Stored data:
━━━━━━━━━━━━━━━━━━━━━━━━━━━━━━

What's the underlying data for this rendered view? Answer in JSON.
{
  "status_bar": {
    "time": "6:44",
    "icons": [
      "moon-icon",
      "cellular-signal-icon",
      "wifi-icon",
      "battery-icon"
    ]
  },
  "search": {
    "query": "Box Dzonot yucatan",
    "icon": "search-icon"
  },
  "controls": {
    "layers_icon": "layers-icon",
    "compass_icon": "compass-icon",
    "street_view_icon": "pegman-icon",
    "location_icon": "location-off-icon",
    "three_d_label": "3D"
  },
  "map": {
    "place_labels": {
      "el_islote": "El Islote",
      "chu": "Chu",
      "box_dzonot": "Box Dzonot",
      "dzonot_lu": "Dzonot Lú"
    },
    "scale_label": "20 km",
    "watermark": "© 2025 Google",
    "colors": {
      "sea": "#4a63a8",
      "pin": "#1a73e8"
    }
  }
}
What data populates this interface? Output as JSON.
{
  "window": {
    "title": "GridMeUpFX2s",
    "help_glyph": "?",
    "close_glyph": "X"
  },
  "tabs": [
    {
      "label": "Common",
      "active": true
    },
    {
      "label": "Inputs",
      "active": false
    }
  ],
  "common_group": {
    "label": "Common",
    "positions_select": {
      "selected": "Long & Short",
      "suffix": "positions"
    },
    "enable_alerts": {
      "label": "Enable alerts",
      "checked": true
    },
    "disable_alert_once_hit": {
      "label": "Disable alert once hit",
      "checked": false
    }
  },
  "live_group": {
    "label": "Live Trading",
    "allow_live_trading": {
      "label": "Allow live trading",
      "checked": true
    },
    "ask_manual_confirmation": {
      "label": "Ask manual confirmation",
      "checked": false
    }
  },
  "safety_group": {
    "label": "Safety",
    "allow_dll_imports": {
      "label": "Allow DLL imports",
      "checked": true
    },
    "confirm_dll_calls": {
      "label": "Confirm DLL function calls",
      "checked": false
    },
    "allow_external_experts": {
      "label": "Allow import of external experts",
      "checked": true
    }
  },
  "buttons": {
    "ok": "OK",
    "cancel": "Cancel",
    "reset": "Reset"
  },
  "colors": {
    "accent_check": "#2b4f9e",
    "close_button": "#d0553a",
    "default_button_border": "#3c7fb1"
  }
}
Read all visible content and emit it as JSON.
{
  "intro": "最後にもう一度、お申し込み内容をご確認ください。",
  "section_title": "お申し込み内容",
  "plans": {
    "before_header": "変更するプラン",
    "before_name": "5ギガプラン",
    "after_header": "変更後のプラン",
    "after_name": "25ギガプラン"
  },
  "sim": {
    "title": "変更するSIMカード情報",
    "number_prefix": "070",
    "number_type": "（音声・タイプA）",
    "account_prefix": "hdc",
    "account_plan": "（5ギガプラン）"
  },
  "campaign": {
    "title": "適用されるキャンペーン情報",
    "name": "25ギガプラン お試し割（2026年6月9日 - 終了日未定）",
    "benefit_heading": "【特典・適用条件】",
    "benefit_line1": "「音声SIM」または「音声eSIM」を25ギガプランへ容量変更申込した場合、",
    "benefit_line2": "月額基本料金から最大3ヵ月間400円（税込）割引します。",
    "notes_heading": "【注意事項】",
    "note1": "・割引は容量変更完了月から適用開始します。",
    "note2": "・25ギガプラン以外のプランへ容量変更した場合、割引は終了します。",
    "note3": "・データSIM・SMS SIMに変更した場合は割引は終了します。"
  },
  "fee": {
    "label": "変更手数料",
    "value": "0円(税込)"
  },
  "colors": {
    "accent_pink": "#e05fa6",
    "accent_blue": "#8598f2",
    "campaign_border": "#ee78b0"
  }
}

━━━━━━━━━━━━━━━━━━━━━━━━━━━━━━

• _Exercise aim_
Write down the full listing again, exactly.

• _Result_
What's the underlying data for this rendered view? Answer in JSON.
{
  "status_bar": {
    "time": "6:44",
    "icons": [
      "moon-icon",
      "cellular-signal-icon",
      "wifi-icon",
      "battery-icon"
    ]
  },
  "search": {
    "query": "Box Dzonot yucatan",
    "icon": "search-icon"
  },
  "controls": {
    "layers_icon": "layers-icon",
    "compass_icon": "compass-icon",
    "street_view_icon": "pegman-icon",
    "location_icon": "location-off-icon",
    "three_d_label": "3D"
  },
  "map": {
    "place_labels": {
      "el_islote": "El Islote",
      "chu": "Chu",
      "box_dzonot": "Box Dzonot",
      "dzonot_lu": "Dzonot Lú"
    },
    "scale_label": "20 km",
    "watermark": "© 2025 Google",
    "colors": {
      "sea": "#4a63a8",
      "pin": "#1a73e8"
    }
  }
}
What data populates this interface? Output as JSON.
{
  "window": {
    "title": "GridMeUpFX2s",
    "help_glyph": "?",
    "close_glyph": "X"
  },
  "tabs": [
    {
      "label": "Common",
      "active": true
    },
    {
      "label": "Inputs",
      "active": false
    }
  ],
  "common_group": {
    "label": "Common",
    "positions_select": {
      "selected": "Long & Short",
      "suffix": "positions"
    },
    "enable_alerts": {
      "label": "Enable alerts",
      "checked": true
    },
    "disable_alert_once_hit": {
      "label": "Disable alert once hit",
      "checked": false
    }
  },
  "live_group": {
    "label": "Live Trading",
    "allow_live_trading": {
      "label": "Allow live trading",
      "checked": true
    },
    "ask_manual_confirmation": {
      "label": "Ask manual confirmation",
      "checked": false
    }
  },
  "safety_group": {
    "label": "Safety",
    "allow_dll_imports": {
      "label": "Allow DLL imports",
      "checked": true
    },
    "confirm_dll_calls": {
      "label": "Confirm DLL function calls",
      "checked": false
    },
    "allow_external_experts": {
      "label": "Allow import of external experts",
      "checked": true
    }
  },
  "buttons": {
    "ok": "OK",
    "cancel": "Cancel",
    "reset": "Reset"
  },
  "colors": {
    "accent_check": "#2b4f9e",
    "close_button": "#d0553a",
    "default_button_border": "#3c7fb1"
  }
}
Read all visible content and emit it as JSON.
{
  "intro": "最後にもう一度、お申し込み内容をご確認ください。",
  "section_title": "お申し込み内容",
  "plans": {
    "before_header": "変更するプラン",
    "before_name": "5ギガプラン",
    "after_header": "変更後のプラン",
    "after_name": "25ギガプラン"
  },
  "sim": {
    "title": "変更するSIMカード情報",
    "number_prefix": "070",
    "number_type": "（音声・タイプA）",
    "account_prefix": "hdc",
    "account_plan": "（5ギガプラン）"
  },
  "campaign": {
    "title": "適用されるキャンペーン情報",
    "name": "25ギガプラン お試し割（2026年6月9日 - 終了日未定）",
    "benefit_heading": "【特典・適用条件】",
    "benefit_line1": "「音声SIM」または「音声eSIM」を25ギガプランへ容量変更申込した場合、",
    "benefit_line2": "月額基本料金から最大3ヵ月間400円（税込）割引します。",
    "notes_heading": "【注意事項】",
    "note1": "・割引は容量変更完了月から適用開始します。",
    "note2": "・25ギガプラン以外のプランへ容量変更した場合、割引は終了します。",
    "note3": "・データSIM・SMS SIMに変更した場合は割引は終了します。"
  },
  "fee": {
    "label": "変更手数料",
    "value": "0円(税込)"
  },
  "colors": {
    "accent_pink": "#e05fa6",
    "accent_blue": "#8598f2",
    "campaign_border": "#ee78b0"
  }
}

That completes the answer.